**Exercise prompt:** Reproduce the forum thread starting with "I am parsing" and going on through "is very ugly.", swapping "HTML" out for "XML".

**Text to read:**
** START **

1
votes

I am parsing HTML and have lots of properties that are optional in the file and if the exception is raised when I am reading them I would instead use some default value. Is there some way to prepare a generic function that would try to retrieve the property and on exception return the default value? Currently, I have something like this, but it is very ugly.

        try:
            title = soup.find('h1').text
        except:
            title = "b/d"
        try:
            location = soup.find('a', attrs={'href': '#map'}).text
        except:
            location = "none"
        try:
            downside= soup.find('strong', attrs={'aria-label': 'downside'}).text
        except:
            downside = "0"
        try:
            incremental = soup.find('div', attrs={'aria-label': 'incremental'}).contents[3].text
        except:
            incremental = "1"
        try:
            difference = soup.find('div', attrs={'aria-label': 'difference'}).contents[1].text
        except:
            difference = "2"
        try:
            part = soup.find('div', attrs={'aria-label': 'part'}).contents[1].text
        except:
            part = "3"
1

1 Answers

2
votes
  • Do not catch bare exceptions.

A straightforward way to implement a generic function is

def get_attribute_text(soup, element, attrs, default_value, contents_index=None):
    try:
        if contents_index:
            return soup.find(element, attrs=attrs).contents[contents_index].text
        return soup.find(element, attrs=attrs).text
    except AttributeError:
        return default_value

And use like:

title = get_attribute_text(soup, 'h1', {}, 'b/d')
location = get_attribute_text(soup, 'a', {'href': '#map'}, 'none')
...
incremental = get_attribute_text(soup, 'div', {'aria-label': 'incremental'}, '1', 3)
...

** END **

**Supplied material:**
** START **

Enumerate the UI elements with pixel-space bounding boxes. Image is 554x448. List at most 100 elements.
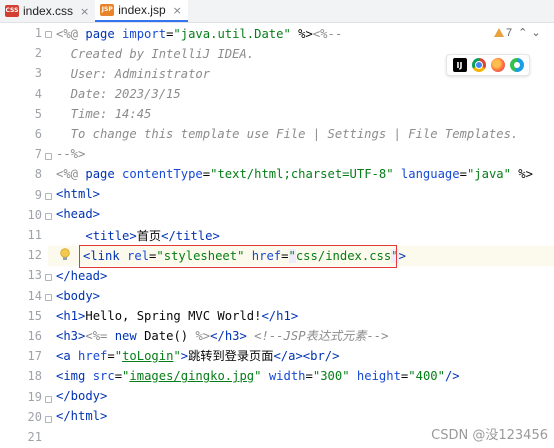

** END **

**Correct output:**
I am parsing XML and have lots of properties that are optional in the file and if the exception is raised when I am reading them I would instead use some default value. Is there some way to prepare a generic function that would try to retrieve the property and on exception return the default value? Currently, I have something like this, but it is very ugly.